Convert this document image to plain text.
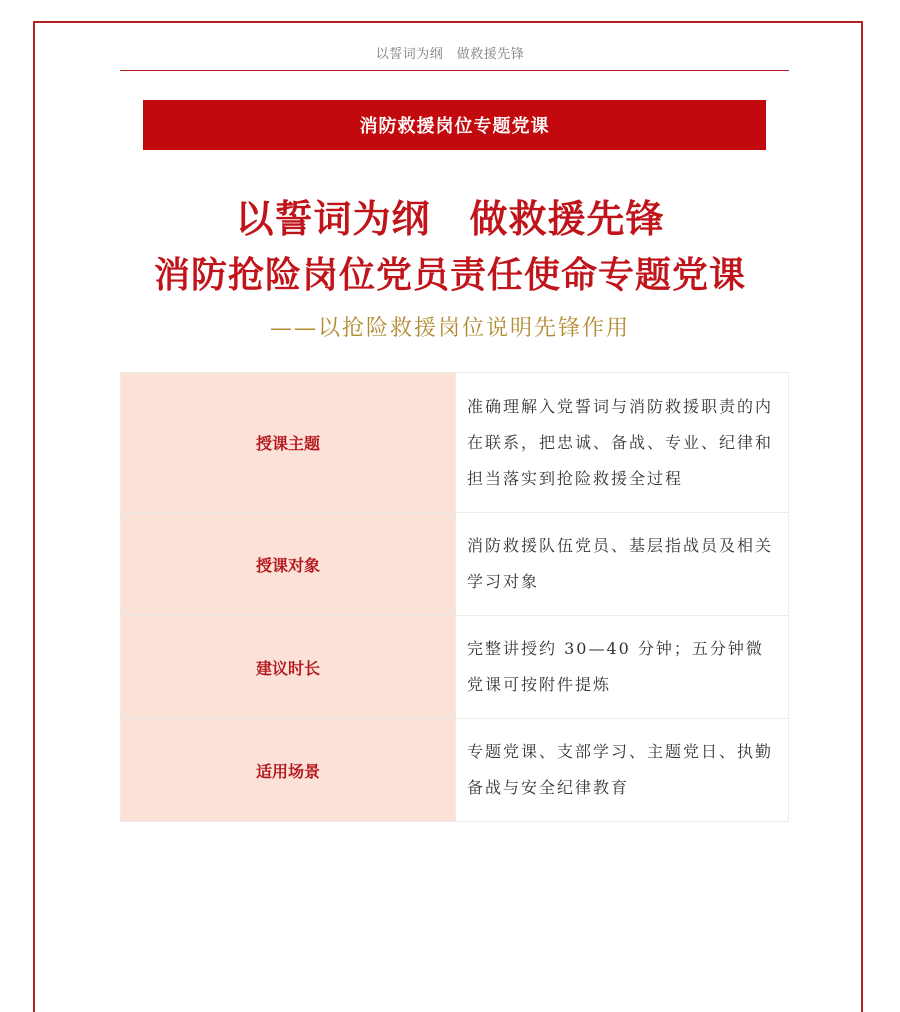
以誓词为纲　做救援先锋
消防救援岗位专题党课
以誓词为纲　做救援先锋
消防抢险岗位党员责任使命专题党课
——以抢险救援岗位说明先锋作用
授课主题	准确理解入党誓词与消防救援职责的内在联系，把忠诚、备战、专业、纪律和担当落实到抢险救援全过程
授课对象	消防救援队伍党员、基层指战员及相关学习对象
建议时长	完整讲授约 30—40 分钟；五分钟微党课可按附件提炼
适用场景	专题党课、支部学习、主题党日、执勤备战与安全纪律教育
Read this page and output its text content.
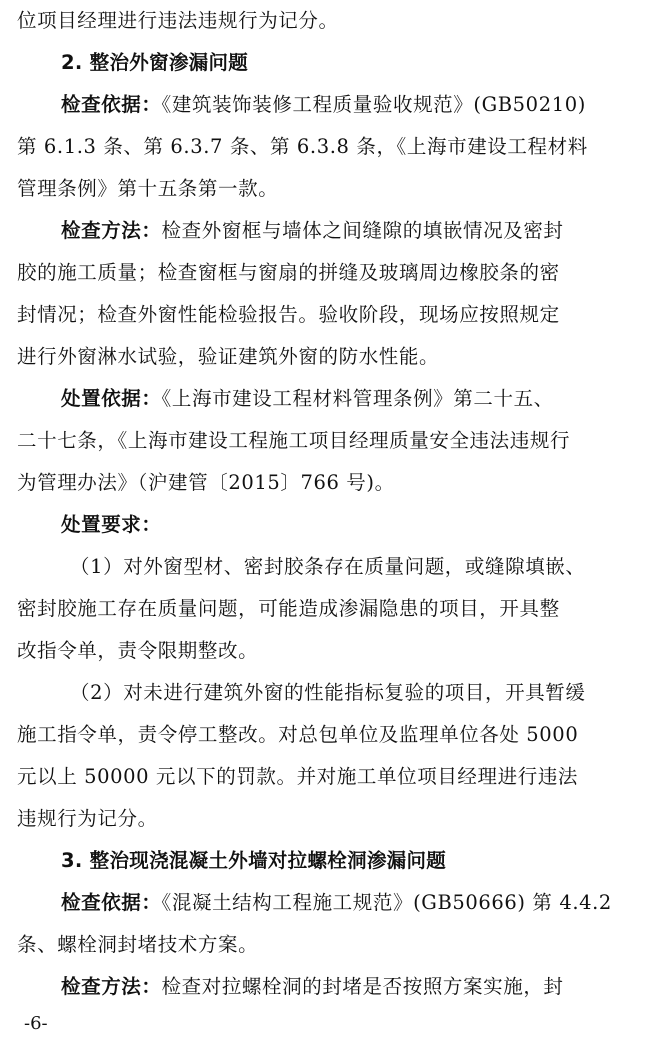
位项目经理进行违法违规行为记分。
2. 整治外窗渗漏问题
检查依据：《建筑装饰装修工程质量验收规范》(GB50210)
第 6.1.3 条、第 6.3.7 条、第 6.3.8 条，《上海市建设工程材料
管理条例》第十五条第一款。
检查方法：检查外窗框与墙体之间缝隙的填嵌情况及密封
胶的施工质量；检查窗框与窗扇的拼缝及玻璃周边橡胶条的密
封情况；检查外窗性能检验报告。验收阶段，现场应按照规定
进行外窗淋水试验，验证建筑外窗的防水性能。
处置依据：《上海市建设工程材料管理条例》第二十五、
二十七条，《上海市建设工程施工项目经理质量安全违法违规行
为管理办法》（沪建管〔2015〕766 号)。
处置要求：
（1）对外窗型材、密封胶条存在质量问题，或缝隙填嵌、
密封胶施工存在质量问题，可能造成渗漏隐患的项目，开具整
改指令单，责令限期整改。
（2）对未进行建筑外窗的性能指标复验的项目，开具暂缓
施工指令单，责令停工整改。对总包单位及监理单位各处 5000
元以上 50000 元以下的罚款。并对施工单位项目经理进行违法
违规行为记分。
3. 整治现浇混凝土外墙对拉螺栓洞渗漏问题
检查依据：《混凝土结构工程施工规范》(GB50666) 第 4.4.2
条、螺栓洞封堵技术方案。
检查方法：检查对拉螺栓洞的封堵是否按照方案实施，封
-6-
================================
→ What you will do:
The records above are to be restated exactly, without their pictures.

→ Solution to this exercise:
Convert this document image to plain text.
以誓词为纲　做救援先锋
消防救援岗位专题党课
以誓词为纲　做救援先锋
消防抢险岗位党员责任使命专题党课
——以抢险救援岗位说明先锋作用
授课主题	准确理解入党誓词与消防救援职责的内在联系，把忠诚、备战、专业、纪律和担当落实到抢险救援全过程
授课对象	消防救援队伍党员、基层指战员及相关学习对象
建议时长	完整讲授约 30—40 分钟；五分钟微党课可按附件提炼
适用场景	专题党课、支部学习、主题党日、执勤备战与安全纪律教育
Read this page and output its text content.
位项目经理进行违法违规行为记分。
2. 整治外窗渗漏问题
检查依据：《建筑装饰装修工程质量验收规范》(GB50210)
第 6.1.3 条、第 6.3.7 条、第 6.3.8 条，《上海市建设工程材料
管理条例》第十五条第一款。
检查方法：检查外窗框与墙体之间缝隙的填嵌情况及密封
胶的施工质量；检查窗框与窗扇的拼缝及玻璃周边橡胶条的密
封情况；检查外窗性能检验报告。验收阶段，现场应按照规定
进行外窗淋水试验，验证建筑外窗的防水性能。
处置依据：《上海市建设工程材料管理条例》第二十五、
二十七条，《上海市建设工程施工项目经理质量安全违法违规行
为管理办法》（沪建管〔2015〕766 号)。
处置要求：
（1）对外窗型材、密封胶条存在质量问题，或缝隙填嵌、
密封胶施工存在质量问题，可能造成渗漏隐患的项目，开具整
改指令单，责令限期整改。
（2）对未进行建筑外窗的性能指标复验的项目，开具暂缓
施工指令单，责令停工整改。对总包单位及监理单位各处 5000
元以上 50000 元以下的罚款。并对施工单位项目经理进行违法
违规行为记分。
3. 整治现浇混凝土外墙对拉螺栓洞渗漏问题
检查依据：《混凝土结构工程施工规范》(GB50666) 第 4.4.2
条、螺栓洞封堵技术方案。
检查方法：检查对拉螺栓洞的封堵是否按照方案实施，封
-6-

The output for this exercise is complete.